Stored records:
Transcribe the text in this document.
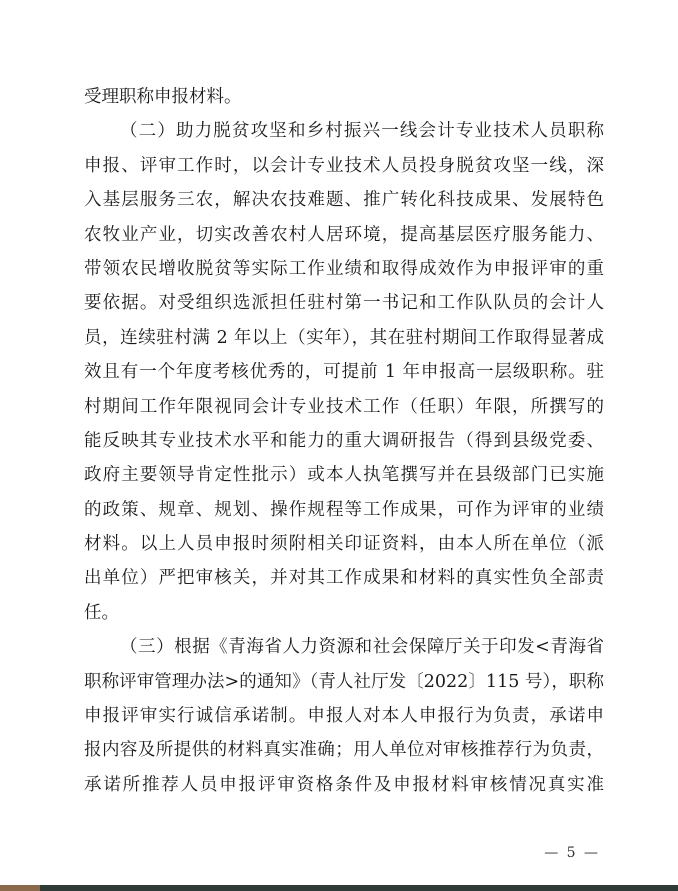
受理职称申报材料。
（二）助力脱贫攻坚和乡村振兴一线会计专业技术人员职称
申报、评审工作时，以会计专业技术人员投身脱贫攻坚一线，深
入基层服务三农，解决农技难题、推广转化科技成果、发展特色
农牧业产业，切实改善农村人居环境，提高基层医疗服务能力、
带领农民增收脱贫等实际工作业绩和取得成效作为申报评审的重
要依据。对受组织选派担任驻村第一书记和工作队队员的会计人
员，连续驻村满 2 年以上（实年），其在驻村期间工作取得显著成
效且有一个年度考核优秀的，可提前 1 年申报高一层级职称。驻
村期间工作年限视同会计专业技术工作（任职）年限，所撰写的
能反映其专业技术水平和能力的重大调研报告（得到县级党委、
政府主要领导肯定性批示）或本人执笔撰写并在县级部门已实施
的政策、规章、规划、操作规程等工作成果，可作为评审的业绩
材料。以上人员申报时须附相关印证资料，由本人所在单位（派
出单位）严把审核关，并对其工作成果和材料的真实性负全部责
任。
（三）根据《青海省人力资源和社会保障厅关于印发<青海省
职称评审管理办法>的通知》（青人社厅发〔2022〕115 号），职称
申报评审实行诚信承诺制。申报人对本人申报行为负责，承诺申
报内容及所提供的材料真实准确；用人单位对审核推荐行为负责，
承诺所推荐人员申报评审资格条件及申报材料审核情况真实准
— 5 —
==
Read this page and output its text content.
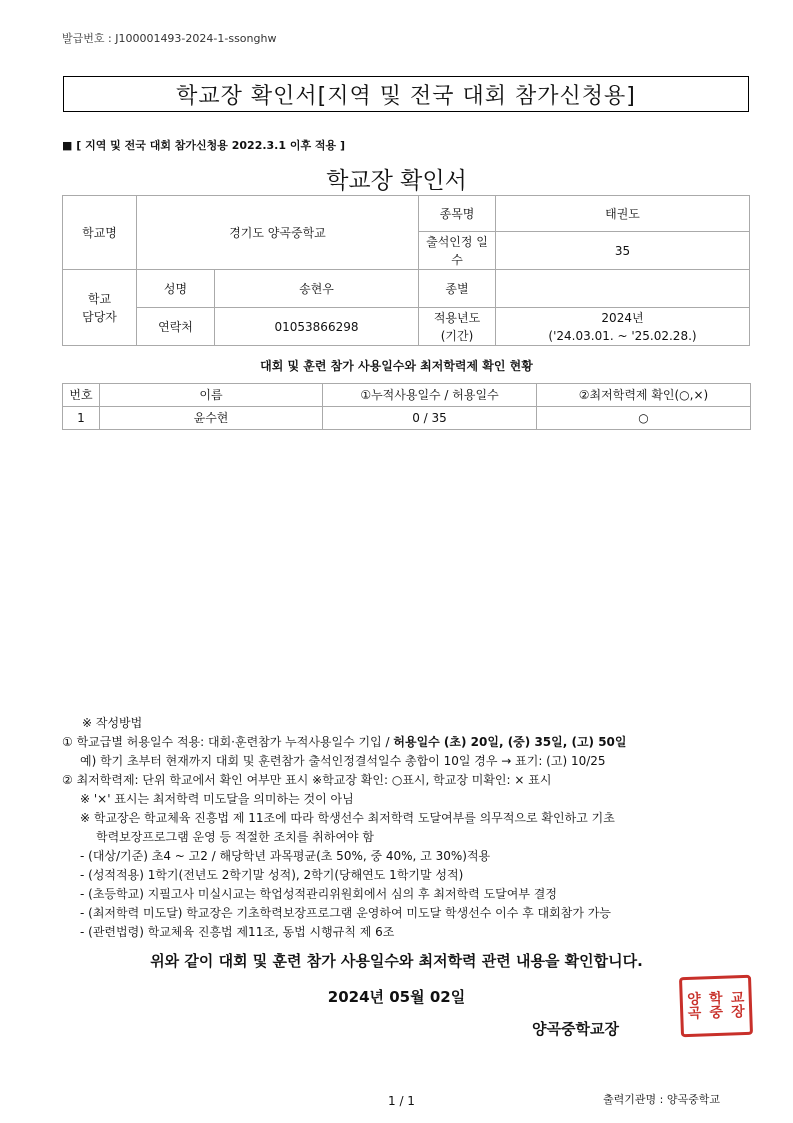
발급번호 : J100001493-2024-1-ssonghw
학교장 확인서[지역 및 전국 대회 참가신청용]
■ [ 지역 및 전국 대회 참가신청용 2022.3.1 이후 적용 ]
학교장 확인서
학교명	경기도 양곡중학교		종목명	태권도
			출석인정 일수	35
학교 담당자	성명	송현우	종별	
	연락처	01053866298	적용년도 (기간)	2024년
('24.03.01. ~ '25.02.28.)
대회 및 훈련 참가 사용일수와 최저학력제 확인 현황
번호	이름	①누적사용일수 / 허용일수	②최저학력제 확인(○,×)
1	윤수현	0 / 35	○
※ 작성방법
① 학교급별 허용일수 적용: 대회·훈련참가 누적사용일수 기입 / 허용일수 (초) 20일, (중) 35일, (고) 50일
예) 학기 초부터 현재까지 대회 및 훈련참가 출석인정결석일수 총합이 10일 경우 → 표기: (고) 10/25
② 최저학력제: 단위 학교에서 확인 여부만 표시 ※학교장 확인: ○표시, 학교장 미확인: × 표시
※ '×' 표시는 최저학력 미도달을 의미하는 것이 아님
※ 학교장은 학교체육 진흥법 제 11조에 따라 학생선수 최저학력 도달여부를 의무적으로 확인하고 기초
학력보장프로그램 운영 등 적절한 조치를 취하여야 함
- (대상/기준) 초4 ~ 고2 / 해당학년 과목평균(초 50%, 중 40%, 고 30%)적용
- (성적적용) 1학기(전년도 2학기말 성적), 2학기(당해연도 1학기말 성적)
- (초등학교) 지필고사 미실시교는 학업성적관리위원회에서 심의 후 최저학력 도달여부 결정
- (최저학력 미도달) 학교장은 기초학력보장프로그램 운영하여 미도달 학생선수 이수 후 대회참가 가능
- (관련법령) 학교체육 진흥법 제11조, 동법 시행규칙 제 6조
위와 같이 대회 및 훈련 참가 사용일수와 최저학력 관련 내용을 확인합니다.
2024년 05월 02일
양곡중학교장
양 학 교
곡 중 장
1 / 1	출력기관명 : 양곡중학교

TASK OBJECTIVE: Your answer should be a single number: the count of lines holding the word "text".

RIGHT ANSWER: 2